Aim: Tally up how many lines in the listing below contain the string "Angola", and give only the total.

## Start Material

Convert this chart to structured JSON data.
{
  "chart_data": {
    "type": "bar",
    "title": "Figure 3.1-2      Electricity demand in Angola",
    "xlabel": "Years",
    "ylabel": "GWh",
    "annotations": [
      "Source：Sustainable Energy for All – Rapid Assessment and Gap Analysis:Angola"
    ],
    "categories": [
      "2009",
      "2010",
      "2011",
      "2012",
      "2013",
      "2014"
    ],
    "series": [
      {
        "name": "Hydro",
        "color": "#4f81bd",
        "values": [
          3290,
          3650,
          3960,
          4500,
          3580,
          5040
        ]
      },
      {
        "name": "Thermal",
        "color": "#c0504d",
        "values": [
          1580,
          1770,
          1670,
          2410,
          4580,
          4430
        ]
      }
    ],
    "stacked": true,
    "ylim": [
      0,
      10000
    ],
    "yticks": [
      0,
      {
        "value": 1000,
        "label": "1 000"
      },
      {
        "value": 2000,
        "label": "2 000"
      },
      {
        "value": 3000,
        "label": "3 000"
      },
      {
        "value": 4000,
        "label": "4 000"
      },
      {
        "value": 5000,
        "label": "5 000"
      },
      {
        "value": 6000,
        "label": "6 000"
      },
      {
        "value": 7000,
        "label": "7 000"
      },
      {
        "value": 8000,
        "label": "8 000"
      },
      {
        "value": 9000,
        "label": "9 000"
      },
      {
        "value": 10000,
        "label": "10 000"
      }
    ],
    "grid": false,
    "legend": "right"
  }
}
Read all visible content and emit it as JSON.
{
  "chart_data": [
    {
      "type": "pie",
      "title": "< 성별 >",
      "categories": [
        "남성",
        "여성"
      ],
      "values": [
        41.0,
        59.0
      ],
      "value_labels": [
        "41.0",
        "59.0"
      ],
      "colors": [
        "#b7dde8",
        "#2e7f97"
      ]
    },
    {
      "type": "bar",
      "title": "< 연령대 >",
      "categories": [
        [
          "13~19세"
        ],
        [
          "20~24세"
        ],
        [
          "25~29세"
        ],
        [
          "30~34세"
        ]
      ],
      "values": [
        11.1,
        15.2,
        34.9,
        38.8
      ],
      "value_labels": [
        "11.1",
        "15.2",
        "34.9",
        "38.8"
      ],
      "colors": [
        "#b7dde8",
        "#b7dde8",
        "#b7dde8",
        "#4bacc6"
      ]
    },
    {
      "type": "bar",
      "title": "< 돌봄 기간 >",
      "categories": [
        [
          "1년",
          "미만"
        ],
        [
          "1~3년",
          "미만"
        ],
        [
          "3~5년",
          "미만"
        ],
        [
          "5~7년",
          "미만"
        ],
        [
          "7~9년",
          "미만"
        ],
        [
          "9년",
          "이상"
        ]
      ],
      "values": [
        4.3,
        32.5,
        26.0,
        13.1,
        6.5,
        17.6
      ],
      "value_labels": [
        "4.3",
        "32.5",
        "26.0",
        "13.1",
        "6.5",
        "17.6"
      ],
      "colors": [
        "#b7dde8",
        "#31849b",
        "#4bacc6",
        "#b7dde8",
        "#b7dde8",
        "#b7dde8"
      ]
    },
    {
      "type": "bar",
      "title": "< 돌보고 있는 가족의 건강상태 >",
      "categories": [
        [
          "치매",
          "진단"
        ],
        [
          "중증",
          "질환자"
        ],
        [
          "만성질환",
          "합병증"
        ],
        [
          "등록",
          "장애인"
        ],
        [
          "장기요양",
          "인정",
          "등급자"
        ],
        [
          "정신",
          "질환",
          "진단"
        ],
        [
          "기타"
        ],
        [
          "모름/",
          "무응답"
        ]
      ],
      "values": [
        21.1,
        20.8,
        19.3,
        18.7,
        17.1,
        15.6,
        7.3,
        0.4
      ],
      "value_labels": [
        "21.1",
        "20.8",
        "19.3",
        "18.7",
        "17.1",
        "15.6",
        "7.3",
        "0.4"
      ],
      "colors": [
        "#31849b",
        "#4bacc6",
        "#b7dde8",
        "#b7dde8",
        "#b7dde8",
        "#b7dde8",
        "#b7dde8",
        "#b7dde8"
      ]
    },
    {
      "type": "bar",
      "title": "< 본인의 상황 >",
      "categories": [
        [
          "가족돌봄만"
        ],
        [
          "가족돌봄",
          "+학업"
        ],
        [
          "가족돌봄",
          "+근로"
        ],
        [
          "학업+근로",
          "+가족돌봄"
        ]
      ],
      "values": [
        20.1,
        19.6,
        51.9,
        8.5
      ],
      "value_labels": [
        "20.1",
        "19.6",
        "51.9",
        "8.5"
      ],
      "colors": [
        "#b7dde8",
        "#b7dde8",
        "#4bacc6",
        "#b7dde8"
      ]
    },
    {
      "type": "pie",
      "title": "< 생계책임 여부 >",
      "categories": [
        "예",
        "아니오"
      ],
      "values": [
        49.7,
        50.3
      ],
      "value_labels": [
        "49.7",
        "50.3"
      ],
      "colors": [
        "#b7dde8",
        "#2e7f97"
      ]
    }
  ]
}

## End Material

Exercise solution: 2